PROBLEM TO SOLVE |
State the number of lines in these records that include the word "have", and add nothing to it.
++++ DATA SHOWN
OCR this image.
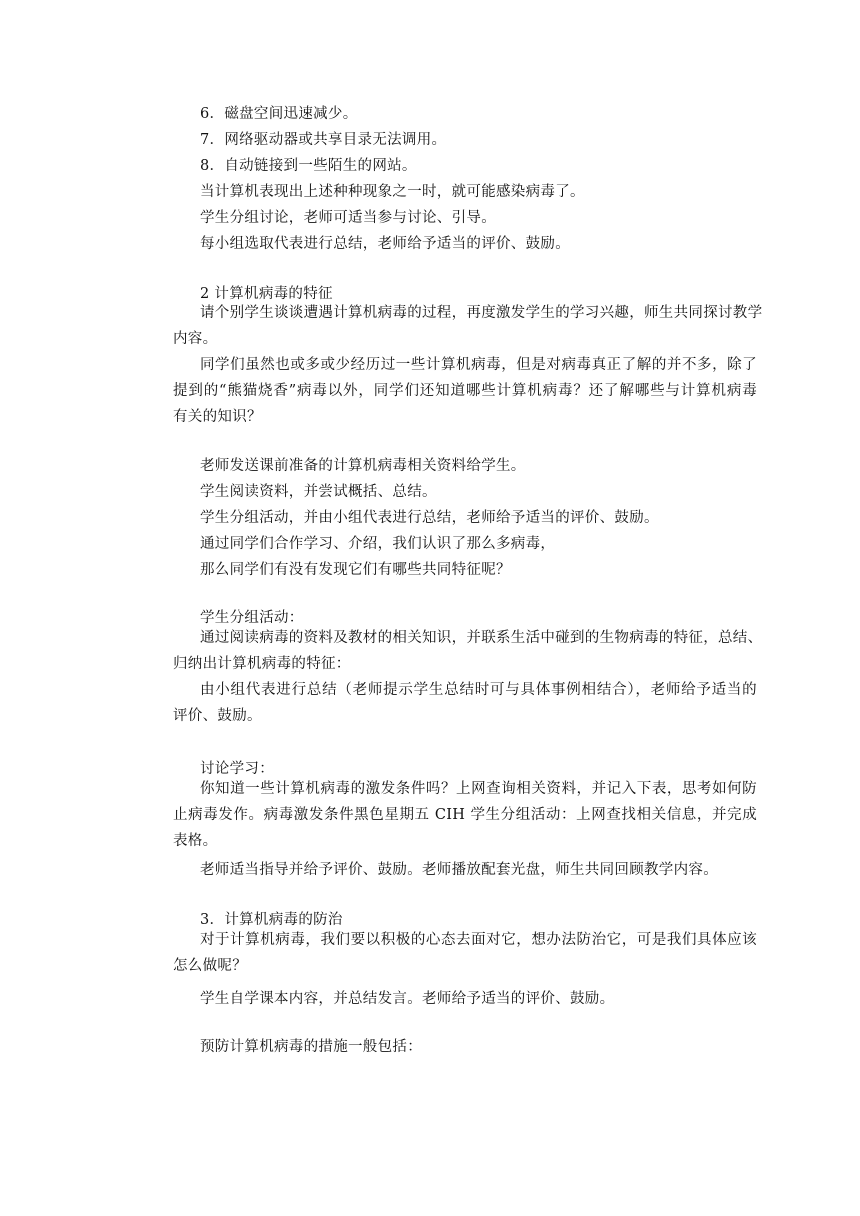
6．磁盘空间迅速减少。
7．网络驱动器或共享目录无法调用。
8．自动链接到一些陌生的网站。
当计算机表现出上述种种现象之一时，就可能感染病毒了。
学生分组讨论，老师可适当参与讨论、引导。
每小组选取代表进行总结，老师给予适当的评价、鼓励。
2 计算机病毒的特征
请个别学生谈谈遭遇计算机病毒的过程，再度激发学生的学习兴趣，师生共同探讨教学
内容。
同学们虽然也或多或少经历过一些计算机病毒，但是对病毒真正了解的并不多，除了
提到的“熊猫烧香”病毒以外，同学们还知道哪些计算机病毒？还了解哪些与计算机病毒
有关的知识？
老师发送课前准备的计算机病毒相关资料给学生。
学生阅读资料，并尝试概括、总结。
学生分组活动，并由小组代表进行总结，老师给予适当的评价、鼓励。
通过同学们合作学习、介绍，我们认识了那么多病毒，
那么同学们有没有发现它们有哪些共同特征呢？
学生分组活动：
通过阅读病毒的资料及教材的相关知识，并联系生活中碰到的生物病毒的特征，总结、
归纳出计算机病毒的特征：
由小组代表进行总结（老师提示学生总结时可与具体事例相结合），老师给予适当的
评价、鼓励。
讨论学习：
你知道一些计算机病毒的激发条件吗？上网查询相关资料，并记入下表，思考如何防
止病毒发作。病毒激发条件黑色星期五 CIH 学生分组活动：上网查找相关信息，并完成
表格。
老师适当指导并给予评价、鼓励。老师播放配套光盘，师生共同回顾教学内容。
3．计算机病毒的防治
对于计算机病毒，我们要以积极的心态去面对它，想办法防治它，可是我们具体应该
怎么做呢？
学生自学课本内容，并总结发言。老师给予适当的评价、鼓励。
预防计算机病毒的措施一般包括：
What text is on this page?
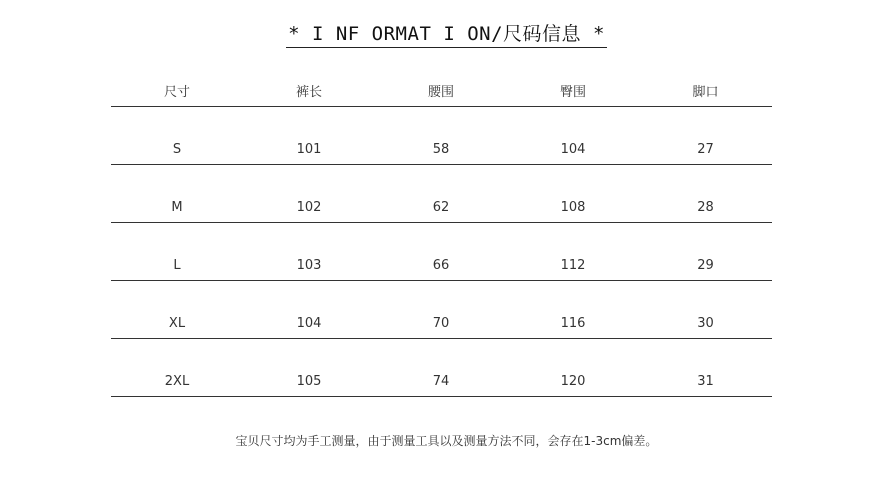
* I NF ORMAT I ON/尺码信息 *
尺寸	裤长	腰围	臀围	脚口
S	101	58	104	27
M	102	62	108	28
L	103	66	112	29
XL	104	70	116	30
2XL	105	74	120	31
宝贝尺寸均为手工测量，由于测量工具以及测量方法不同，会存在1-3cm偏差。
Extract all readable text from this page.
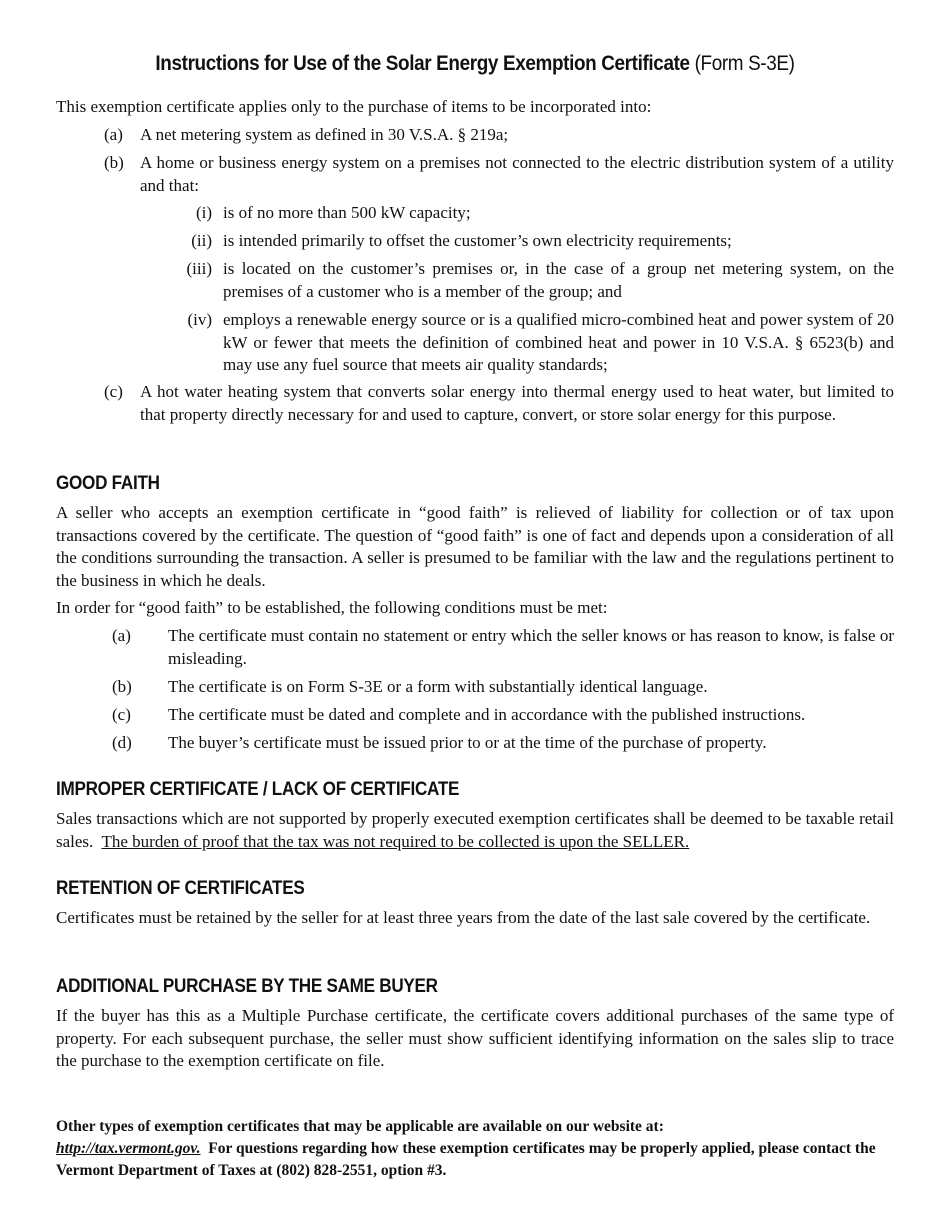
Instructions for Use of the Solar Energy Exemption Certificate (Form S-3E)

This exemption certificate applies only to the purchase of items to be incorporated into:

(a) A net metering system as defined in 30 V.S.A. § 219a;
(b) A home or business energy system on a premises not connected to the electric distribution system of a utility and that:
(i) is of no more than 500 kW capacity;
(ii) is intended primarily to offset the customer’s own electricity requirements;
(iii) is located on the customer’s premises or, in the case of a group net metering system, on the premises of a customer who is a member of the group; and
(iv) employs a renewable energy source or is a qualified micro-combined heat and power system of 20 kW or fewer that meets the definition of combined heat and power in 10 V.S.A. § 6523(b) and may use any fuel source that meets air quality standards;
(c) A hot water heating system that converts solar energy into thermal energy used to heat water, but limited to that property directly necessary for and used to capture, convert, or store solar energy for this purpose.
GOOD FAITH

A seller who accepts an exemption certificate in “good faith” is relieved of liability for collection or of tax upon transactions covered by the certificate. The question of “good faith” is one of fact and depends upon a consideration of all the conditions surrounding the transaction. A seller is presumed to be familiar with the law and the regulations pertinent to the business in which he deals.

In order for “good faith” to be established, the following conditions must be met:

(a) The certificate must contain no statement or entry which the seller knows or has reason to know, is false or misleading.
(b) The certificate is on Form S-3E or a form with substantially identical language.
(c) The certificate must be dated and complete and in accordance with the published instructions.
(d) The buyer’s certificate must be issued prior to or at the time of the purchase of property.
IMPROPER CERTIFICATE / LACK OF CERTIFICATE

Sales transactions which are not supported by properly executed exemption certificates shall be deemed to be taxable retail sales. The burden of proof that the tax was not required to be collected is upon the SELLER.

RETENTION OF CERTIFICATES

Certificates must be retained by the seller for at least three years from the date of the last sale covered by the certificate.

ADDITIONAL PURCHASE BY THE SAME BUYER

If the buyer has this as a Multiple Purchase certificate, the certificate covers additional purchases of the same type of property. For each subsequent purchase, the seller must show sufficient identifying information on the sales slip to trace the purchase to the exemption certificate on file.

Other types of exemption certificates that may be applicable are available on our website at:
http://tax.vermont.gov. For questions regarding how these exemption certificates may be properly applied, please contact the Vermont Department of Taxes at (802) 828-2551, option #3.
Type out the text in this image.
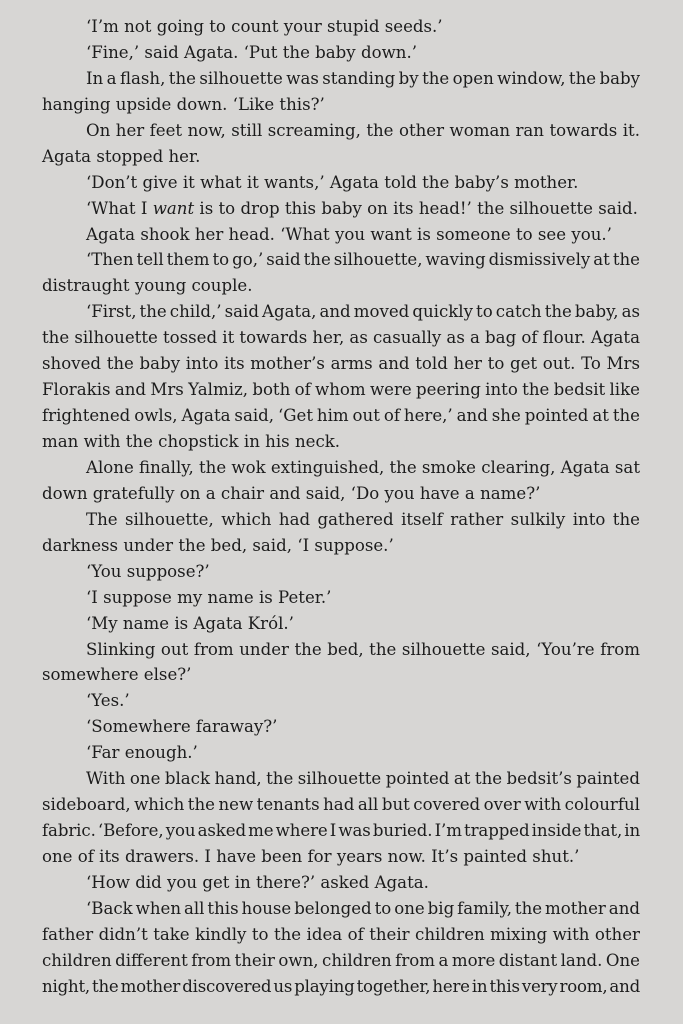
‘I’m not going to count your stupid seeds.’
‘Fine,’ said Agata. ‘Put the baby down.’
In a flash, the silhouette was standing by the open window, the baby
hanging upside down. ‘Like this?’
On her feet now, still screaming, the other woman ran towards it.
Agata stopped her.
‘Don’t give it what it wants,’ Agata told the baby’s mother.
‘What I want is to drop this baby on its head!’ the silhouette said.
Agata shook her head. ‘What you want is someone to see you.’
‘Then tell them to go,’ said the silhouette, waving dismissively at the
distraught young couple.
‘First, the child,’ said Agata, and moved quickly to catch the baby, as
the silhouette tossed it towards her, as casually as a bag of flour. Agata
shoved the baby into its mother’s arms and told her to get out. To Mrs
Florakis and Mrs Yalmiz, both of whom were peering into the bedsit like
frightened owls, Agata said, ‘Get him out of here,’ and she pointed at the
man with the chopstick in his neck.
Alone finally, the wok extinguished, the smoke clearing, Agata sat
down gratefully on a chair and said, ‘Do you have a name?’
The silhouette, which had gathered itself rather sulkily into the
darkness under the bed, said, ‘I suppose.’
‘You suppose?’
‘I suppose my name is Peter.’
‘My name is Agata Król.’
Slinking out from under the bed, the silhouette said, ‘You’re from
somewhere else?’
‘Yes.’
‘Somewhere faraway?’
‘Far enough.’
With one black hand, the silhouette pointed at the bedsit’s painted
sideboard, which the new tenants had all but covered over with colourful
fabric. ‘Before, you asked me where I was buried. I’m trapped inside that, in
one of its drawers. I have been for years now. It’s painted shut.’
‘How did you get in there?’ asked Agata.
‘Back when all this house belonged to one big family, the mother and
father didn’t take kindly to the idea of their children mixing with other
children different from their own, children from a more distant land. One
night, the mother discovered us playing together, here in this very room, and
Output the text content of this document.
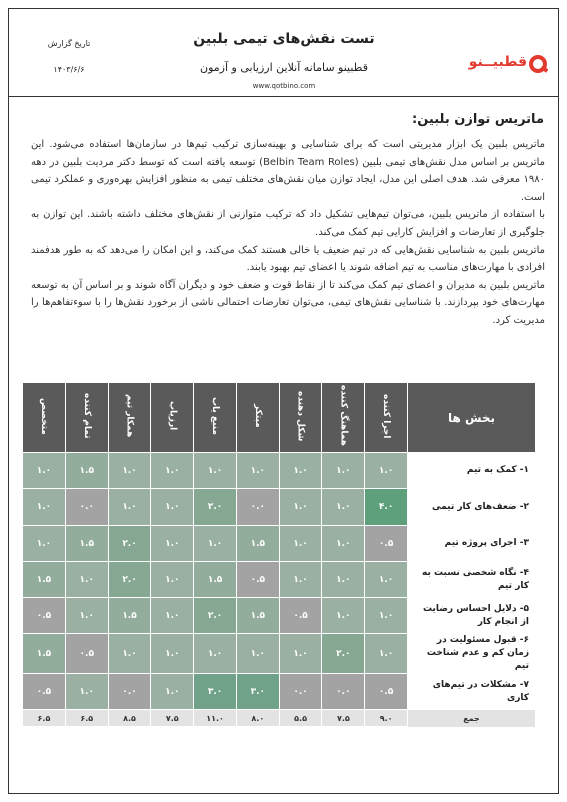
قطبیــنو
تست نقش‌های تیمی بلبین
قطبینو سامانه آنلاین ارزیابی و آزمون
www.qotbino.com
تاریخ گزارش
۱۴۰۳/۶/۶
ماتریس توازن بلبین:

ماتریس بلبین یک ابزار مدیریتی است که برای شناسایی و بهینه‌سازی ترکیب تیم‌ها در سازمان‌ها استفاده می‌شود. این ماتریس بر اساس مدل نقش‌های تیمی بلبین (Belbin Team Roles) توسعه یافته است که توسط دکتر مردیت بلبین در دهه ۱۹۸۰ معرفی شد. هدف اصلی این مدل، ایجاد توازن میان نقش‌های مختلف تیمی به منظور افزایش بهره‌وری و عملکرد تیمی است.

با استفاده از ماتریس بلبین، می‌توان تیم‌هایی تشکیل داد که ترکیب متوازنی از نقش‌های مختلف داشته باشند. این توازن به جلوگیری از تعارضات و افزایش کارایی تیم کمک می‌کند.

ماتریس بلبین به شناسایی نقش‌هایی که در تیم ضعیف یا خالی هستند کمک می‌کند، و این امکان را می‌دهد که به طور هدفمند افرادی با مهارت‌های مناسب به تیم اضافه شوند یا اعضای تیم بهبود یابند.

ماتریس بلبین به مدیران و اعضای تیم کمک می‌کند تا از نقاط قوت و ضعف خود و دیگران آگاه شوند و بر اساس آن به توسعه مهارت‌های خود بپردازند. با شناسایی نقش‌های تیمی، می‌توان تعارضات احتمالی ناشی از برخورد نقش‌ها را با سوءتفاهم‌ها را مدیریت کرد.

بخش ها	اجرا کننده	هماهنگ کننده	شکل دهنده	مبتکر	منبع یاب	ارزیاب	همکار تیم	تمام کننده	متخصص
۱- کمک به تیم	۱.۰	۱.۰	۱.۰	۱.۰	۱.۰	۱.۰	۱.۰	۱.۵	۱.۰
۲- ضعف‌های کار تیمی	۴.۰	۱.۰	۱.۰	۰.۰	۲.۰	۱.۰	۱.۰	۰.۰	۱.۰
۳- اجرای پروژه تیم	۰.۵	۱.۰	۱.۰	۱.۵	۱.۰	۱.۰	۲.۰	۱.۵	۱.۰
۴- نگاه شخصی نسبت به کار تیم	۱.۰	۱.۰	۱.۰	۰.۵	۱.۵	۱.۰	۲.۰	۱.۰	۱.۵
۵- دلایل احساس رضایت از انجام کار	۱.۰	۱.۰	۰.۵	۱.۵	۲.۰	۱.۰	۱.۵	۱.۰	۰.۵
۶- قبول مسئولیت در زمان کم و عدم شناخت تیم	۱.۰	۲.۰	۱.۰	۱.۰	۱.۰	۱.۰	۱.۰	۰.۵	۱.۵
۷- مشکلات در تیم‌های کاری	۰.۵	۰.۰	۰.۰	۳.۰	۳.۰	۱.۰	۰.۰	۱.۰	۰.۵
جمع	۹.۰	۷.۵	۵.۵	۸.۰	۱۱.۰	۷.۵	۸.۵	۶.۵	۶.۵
++++++++
SOLUTION FOR THIS EXERCISE |
2